[WHAT IS BEING ASKED]:
Transcribe every line exactly. Leave the pictures behind.

[RECORD LIST]:

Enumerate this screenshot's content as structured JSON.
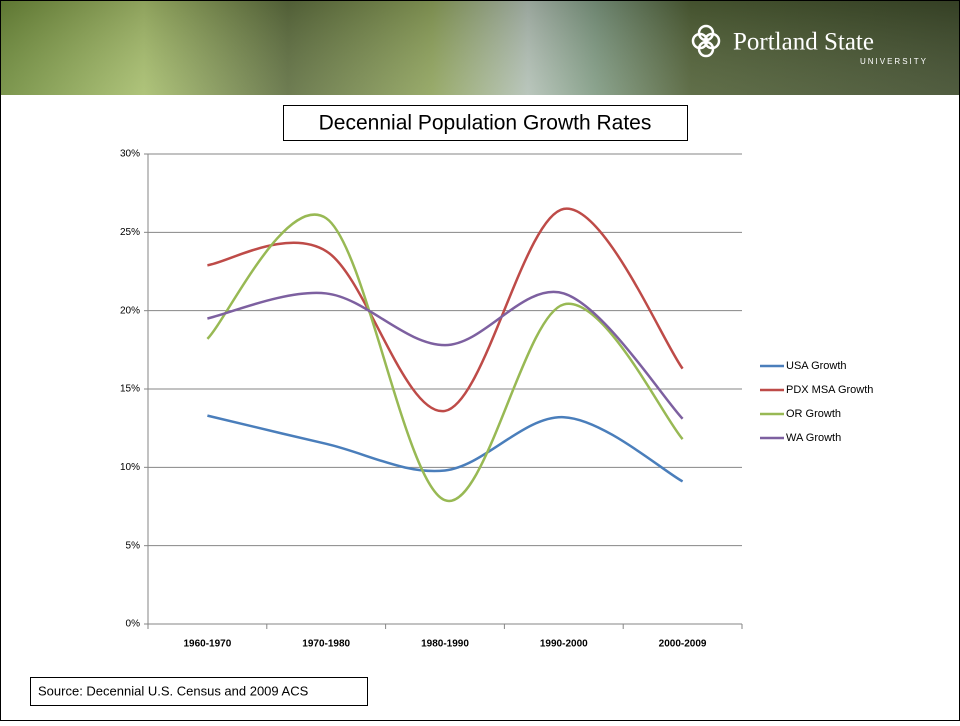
{
  "header": {
    "logo_title": "Portland State",
    "logo_subtitle": "UNIVERSITY"
  },
  "chart_data": {
    "type": "line",
    "title": "Decennial Population Growth Rates",
    "source": "Source: Decennial U.S. Census and 2009 ACS",
    "categories": [
      "1960-1970",
      "1970-1980",
      "1980-1990",
      "1990-2000",
      "2000-2009"
    ],
    "series": [
      {
        "name": "USA Growth",
        "color": "#4a7ebb",
        "values": [
          13.3,
          11.5,
          9.8,
          13.2,
          9.1
        ]
      },
      {
        "name": "PDX MSA Growth",
        "color": "#be4b48",
        "values": [
          22.9,
          23.8,
          13.6,
          26.5,
          16.3
        ]
      },
      {
        "name": "OR Growth",
        "color": "#98b954",
        "values": [
          18.2,
          25.9,
          7.9,
          20.4,
          11.8
        ]
      },
      {
        "name": "WA Growth",
        "color": "#7d60a0",
        "values": [
          19.5,
          21.1,
          17.8,
          21.1,
          13.1
        ]
      }
    ],
    "ylim": [
      0,
      30
    ],
    "yticks": [
      {
        "value": 0,
        "label": "0%"
      },
      {
        "value": 5,
        "label": "5%"
      },
      {
        "value": 10,
        "label": "10%"
      },
      {
        "value": 15,
        "label": "15%"
      },
      {
        "value": 20,
        "label": "20%"
      },
      {
        "value": 25,
        "label": "25%"
      },
      {
        "value": 30,
        "label": "30%"
      }
    ],
    "grid": true,
    "smooth": true,
    "legend": "right"
  }
}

[FINAL RESULT]:
Enumerate this screenshot's content as structured JSON.
{
  "header": {
    "logo_title": "Portland State",
    "logo_subtitle": "UNIVERSITY"
  },
  "chart_data": {
    "type": "line",
    "title": "Decennial Population Growth Rates",
    "source": "Source: Decennial U.S. Census and 2009 ACS",
    "categories": [
      "1960-1970",
      "1970-1980",
      "1980-1990",
      "1990-2000",
      "2000-2009"
    ],
    "series": [
      {
        "name": "USA Growth",
        "color": "#4a7ebb",
        "values": [
          13.3,
          11.5,
          9.8,
          13.2,
          9.1
        ]
      },
      {
        "name": "PDX MSA Growth",
        "color": "#be4b48",
        "values": [
          22.9,
          23.8,
          13.6,
          26.5,
          16.3
        ]
      },
      {
        "name": "OR Growth",
        "color": "#98b954",
        "values": [
          18.2,
          25.9,
          7.9,
          20.4,
          11.8
        ]
      },
      {
        "name": "WA Growth",
        "color": "#7d60a0",
        "values": [
          19.5,
          21.1,
          17.8,
          21.1,
          13.1
        ]
      }
    ],
    "ylim": [
      0,
      30
    ],
    "yticks": [
      {
        "value": 0,
        "label": "0%"
      },
      {
        "value": 5,
        "label": "5%"
      },
      {
        "value": 10,
        "label": "10%"
      },
      {
        "value": 15,
        "label": "15%"
      },
      {
        "value": 20,
        "label": "20%"
      },
      {
        "value": 25,
        "label": "25%"
      },
      {
        "value": 30,
        "label": "30%"
      }
    ],
    "grid": true,
    "smooth": true,
    "legend": "right"
  }
}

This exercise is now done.